Records from a dataset
┄┄┄┄┄┄┄┄┄┄┄┄┄┄┄┄┄┄┄┄

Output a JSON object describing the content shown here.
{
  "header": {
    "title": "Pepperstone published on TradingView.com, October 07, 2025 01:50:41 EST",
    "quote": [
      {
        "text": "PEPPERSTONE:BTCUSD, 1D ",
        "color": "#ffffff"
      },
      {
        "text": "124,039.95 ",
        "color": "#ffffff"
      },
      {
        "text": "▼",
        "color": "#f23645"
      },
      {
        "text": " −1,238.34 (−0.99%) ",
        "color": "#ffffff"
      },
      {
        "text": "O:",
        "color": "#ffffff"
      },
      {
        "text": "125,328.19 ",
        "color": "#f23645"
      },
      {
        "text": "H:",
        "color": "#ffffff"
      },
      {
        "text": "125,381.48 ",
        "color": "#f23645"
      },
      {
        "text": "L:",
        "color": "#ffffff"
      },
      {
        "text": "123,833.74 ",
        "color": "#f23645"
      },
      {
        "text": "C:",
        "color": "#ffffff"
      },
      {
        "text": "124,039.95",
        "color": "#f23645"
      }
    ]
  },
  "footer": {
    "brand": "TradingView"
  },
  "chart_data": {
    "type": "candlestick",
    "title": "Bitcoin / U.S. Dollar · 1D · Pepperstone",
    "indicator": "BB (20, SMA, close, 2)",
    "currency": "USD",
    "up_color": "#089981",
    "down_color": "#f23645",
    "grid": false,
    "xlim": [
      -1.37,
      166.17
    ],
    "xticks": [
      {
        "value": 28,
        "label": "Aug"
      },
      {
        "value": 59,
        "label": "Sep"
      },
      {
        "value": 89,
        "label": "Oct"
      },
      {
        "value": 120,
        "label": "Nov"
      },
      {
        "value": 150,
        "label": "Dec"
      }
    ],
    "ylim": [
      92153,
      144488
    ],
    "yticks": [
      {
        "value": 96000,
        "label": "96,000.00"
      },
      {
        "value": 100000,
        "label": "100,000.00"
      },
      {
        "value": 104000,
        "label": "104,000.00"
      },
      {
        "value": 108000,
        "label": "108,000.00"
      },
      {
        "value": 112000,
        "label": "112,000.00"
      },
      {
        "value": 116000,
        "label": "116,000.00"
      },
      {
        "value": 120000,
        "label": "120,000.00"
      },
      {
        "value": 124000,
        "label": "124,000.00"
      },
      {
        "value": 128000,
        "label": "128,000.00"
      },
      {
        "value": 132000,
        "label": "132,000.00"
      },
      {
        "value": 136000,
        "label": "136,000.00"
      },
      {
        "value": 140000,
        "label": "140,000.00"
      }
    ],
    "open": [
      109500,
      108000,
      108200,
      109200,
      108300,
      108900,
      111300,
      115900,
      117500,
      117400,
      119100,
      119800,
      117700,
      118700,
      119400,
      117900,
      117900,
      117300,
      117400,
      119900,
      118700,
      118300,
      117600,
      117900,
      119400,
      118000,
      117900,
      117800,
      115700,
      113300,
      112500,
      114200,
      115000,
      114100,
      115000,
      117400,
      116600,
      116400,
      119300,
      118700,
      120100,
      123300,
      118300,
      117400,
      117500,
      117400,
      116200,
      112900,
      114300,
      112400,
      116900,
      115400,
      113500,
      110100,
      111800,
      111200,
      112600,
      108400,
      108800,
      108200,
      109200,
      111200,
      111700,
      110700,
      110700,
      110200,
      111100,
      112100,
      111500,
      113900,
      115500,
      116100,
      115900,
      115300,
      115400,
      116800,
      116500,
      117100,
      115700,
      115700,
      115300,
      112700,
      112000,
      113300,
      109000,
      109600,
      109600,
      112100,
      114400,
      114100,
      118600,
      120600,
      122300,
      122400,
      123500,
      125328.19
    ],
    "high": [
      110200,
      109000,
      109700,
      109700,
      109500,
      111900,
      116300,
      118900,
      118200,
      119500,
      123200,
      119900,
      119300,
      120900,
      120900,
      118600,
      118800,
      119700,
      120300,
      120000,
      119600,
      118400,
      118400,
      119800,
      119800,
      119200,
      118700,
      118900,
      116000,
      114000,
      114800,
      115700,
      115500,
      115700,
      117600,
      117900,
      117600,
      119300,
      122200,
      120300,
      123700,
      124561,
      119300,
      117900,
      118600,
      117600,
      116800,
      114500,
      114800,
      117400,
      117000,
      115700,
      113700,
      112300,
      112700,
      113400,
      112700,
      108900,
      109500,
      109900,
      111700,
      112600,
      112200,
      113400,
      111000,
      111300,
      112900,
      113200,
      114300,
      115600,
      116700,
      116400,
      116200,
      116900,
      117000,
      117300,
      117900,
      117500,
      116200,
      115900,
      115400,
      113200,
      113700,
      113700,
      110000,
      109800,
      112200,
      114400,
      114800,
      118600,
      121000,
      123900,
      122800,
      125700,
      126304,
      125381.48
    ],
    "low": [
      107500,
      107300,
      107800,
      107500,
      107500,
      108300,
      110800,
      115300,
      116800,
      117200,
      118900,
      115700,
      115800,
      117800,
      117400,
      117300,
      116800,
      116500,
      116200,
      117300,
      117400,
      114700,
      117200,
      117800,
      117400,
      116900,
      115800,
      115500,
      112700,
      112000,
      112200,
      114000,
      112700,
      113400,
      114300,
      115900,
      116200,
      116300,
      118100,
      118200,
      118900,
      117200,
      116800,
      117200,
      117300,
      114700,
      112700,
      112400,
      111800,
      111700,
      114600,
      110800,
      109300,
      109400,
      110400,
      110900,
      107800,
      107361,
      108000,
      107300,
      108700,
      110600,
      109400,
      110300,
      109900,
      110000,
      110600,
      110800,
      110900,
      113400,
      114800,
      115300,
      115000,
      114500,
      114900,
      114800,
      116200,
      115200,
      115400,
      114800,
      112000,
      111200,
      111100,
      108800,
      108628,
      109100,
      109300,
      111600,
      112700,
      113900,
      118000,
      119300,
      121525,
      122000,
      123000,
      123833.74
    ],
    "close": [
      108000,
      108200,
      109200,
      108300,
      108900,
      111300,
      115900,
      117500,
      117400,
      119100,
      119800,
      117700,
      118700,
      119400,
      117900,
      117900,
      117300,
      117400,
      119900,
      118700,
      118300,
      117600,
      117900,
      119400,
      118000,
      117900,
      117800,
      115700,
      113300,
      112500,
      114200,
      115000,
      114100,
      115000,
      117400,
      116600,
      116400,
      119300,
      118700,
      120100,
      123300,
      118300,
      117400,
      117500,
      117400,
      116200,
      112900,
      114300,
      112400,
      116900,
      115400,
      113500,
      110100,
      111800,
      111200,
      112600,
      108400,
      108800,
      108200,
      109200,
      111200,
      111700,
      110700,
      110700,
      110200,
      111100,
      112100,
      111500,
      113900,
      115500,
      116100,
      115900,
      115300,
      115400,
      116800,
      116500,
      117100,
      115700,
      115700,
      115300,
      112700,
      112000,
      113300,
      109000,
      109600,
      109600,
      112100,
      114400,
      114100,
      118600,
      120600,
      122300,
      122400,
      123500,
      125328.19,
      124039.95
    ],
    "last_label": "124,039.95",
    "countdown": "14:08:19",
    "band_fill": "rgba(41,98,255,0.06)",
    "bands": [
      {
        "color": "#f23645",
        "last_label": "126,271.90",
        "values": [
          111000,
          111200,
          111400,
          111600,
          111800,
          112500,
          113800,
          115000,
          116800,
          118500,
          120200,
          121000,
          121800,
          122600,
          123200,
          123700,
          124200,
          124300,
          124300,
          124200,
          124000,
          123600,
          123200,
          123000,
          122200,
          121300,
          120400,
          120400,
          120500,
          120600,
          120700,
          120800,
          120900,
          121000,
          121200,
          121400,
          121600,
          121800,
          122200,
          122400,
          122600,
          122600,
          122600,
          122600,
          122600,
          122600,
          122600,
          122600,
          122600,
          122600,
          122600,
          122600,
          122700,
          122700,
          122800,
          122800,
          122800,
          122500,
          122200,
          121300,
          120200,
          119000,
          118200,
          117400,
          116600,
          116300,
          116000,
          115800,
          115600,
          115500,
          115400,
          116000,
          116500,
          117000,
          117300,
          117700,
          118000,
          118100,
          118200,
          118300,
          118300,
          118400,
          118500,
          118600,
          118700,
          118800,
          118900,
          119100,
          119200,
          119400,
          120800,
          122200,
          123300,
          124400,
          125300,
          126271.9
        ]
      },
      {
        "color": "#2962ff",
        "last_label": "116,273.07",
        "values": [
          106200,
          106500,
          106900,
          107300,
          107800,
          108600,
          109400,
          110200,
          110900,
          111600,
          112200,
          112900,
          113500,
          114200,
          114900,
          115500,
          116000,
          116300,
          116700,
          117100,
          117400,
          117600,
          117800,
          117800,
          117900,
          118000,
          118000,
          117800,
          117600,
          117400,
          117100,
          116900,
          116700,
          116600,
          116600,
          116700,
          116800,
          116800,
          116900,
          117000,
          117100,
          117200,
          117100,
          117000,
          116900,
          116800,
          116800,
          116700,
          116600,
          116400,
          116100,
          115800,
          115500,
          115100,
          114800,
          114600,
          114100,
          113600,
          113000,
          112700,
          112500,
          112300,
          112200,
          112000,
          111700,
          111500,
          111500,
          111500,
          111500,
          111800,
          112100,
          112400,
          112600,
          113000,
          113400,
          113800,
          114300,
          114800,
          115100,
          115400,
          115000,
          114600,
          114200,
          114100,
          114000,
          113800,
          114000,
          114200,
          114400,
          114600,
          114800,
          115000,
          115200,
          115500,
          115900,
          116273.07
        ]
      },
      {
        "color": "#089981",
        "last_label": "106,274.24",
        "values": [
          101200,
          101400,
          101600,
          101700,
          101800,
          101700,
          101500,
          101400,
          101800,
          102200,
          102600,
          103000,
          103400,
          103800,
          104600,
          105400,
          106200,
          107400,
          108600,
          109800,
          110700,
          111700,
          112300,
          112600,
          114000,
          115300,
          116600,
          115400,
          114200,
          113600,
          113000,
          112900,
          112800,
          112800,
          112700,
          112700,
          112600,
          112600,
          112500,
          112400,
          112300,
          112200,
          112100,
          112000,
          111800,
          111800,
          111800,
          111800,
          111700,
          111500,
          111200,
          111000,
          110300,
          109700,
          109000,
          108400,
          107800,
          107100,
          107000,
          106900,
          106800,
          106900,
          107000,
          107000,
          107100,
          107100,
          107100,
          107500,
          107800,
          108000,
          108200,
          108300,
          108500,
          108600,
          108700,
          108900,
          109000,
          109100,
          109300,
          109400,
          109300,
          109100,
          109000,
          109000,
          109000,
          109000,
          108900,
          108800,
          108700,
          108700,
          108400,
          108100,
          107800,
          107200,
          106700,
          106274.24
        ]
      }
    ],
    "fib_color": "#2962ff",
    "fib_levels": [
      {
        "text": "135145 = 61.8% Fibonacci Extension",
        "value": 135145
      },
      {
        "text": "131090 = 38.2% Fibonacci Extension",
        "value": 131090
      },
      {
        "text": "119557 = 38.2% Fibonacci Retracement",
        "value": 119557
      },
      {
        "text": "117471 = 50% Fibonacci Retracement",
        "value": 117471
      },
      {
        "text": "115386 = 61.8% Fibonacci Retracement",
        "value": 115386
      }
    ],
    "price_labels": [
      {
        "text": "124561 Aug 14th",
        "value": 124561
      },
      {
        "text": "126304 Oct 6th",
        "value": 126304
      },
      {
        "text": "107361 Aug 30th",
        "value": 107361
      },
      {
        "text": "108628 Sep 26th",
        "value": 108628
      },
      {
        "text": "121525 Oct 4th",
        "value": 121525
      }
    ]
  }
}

┄┄┄┄┄┄┄┄┄┄┄┄┄┄┄┄┄┄┄┄

WHAT TO DO: Search the data for the string "TradingView". List each line that has it.

COMPLETE OUTPUT:
    "title": "Pepperstone published on TradingView.com, October 07, 2025 01:50:41 EST",
    "brand": "TradingView"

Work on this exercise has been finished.